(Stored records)
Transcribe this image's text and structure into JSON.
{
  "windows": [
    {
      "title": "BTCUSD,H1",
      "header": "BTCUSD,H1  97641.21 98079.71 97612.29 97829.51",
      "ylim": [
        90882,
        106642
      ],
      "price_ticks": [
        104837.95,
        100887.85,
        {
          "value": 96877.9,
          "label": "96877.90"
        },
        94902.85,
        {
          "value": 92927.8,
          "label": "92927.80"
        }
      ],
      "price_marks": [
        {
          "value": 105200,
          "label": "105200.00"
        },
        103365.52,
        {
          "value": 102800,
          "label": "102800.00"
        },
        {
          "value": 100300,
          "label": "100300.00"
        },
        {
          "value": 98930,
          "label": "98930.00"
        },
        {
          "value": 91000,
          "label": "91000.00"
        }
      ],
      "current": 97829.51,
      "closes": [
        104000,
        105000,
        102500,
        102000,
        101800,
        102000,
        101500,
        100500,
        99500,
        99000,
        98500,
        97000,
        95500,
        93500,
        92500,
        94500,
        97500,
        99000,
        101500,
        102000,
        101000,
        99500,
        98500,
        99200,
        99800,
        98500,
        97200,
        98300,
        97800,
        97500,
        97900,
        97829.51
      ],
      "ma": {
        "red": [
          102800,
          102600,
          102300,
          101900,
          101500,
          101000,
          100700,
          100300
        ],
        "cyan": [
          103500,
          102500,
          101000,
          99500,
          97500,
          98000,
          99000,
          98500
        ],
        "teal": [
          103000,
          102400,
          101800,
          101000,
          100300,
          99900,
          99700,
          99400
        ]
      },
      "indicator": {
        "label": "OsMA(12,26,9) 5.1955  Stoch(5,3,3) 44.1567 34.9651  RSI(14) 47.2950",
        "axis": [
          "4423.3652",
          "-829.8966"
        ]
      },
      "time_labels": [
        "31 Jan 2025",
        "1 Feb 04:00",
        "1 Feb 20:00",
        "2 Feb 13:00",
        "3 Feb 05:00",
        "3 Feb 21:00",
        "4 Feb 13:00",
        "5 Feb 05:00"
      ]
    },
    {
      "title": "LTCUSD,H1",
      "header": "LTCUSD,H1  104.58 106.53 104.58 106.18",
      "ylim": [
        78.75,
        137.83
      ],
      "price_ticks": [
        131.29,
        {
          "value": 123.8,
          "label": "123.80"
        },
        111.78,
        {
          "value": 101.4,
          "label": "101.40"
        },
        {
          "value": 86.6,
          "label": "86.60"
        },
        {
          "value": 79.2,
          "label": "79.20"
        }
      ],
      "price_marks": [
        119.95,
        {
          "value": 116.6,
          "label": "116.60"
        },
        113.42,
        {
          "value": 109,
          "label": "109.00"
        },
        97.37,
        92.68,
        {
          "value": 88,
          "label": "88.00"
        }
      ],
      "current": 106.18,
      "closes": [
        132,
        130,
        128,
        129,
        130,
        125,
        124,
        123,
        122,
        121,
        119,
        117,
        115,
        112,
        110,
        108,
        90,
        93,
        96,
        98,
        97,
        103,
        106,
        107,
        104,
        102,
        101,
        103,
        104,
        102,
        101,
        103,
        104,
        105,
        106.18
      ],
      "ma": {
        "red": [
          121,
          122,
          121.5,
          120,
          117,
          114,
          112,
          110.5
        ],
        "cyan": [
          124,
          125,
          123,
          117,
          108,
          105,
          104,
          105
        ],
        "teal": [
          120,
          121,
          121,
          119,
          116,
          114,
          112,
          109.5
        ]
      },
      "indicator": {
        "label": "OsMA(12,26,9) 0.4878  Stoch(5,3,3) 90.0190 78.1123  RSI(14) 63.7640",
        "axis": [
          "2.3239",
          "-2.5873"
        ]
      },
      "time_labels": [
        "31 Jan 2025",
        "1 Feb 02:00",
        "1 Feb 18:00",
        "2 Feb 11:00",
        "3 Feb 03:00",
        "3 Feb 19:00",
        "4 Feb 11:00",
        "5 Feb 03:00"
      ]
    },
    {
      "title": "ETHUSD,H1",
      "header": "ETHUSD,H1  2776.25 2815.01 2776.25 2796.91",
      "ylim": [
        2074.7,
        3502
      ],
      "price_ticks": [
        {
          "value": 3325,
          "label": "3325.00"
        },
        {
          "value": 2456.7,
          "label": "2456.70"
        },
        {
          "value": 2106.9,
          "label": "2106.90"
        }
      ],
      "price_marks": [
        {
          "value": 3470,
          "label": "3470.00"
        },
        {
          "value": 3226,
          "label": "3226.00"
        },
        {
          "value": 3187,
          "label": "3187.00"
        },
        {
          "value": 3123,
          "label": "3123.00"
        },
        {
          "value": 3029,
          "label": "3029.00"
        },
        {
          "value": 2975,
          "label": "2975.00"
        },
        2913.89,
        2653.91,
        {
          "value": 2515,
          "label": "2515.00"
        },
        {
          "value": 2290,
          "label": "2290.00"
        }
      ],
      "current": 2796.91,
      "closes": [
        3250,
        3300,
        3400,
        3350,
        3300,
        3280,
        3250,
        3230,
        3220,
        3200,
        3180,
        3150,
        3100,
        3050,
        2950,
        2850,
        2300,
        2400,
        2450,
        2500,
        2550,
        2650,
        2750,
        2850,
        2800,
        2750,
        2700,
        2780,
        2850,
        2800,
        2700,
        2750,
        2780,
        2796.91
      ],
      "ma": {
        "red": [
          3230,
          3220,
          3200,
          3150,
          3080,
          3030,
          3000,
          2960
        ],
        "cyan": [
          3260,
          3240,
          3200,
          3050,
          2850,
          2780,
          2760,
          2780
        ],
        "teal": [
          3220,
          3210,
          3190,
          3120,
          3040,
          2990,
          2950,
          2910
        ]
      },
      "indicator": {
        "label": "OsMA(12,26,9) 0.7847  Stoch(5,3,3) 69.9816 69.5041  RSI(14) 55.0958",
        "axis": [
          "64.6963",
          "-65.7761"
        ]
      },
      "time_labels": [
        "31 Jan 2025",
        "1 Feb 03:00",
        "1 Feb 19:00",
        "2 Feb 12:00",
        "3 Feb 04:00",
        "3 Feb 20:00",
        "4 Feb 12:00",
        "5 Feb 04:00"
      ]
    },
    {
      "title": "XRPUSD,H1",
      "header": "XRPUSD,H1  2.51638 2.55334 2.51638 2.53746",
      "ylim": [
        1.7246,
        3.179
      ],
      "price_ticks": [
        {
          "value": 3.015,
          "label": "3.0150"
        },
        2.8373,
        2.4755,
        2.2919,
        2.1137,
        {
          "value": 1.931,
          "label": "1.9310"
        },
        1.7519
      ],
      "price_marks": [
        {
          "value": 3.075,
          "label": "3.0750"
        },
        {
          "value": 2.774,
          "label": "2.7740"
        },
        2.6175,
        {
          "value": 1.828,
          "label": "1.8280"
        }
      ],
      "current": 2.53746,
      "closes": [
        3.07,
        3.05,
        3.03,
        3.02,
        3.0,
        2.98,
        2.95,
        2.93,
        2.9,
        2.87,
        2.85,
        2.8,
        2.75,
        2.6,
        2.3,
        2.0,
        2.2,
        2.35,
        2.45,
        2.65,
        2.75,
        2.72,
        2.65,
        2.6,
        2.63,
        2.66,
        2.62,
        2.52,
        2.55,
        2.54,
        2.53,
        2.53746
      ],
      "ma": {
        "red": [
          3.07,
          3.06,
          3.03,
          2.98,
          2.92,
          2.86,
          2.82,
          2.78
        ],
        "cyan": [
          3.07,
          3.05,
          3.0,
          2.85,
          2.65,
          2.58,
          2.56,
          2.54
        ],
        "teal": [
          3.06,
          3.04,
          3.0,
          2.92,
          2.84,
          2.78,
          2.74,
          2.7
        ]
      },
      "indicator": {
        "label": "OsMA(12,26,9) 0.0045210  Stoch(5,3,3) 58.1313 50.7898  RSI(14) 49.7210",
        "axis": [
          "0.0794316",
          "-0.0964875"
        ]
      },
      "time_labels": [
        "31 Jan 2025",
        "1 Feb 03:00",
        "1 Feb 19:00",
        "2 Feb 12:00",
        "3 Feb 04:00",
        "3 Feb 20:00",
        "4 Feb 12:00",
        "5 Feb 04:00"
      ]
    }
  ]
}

## WHAT NEEDS TO BE DONE
Using the listing above, show each line holding the string "current".

## THE SOLUTION
      "current": 97829.51,
      "current": 106.18,
      "current": 2796.91,
      "current": 2.53746,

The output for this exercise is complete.